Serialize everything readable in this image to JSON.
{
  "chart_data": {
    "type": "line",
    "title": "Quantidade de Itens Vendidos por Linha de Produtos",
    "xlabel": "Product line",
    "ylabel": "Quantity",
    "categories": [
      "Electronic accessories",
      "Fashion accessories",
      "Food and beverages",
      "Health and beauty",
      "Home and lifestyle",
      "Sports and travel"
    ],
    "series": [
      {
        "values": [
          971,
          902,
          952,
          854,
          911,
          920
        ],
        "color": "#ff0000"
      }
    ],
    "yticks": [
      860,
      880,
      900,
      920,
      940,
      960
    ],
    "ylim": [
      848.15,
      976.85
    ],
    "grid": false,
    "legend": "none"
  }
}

What you will do ::
Please output the complete data exactly.

Response to the task ::
Serialize everything readable in this image to JSON.
{
  "chart_data": {
    "type": "line",
    "title": "Quantidade de Itens Vendidos por Linha de Produtos",
    "xlabel": "Product line",
    "ylabel": "Quantity",
    "categories": [
      "Electronic accessories",
      "Fashion accessories",
      "Food and beverages",
      "Health and beauty",
      "Home and lifestyle",
      "Sports and travel"
    ],
    "series": [
      {
        "values": [
          971,
          902,
          952,
          854,
          911,
          920
        ],
        "color": "#ff0000"
      }
    ],
    "yticks": [
      860,
      880,
      900,
      920,
      940,
      960
    ],
    "ylim": [
      848.15,
      976.85
    ],
    "grid": false,
    "legend": "none"
  }
}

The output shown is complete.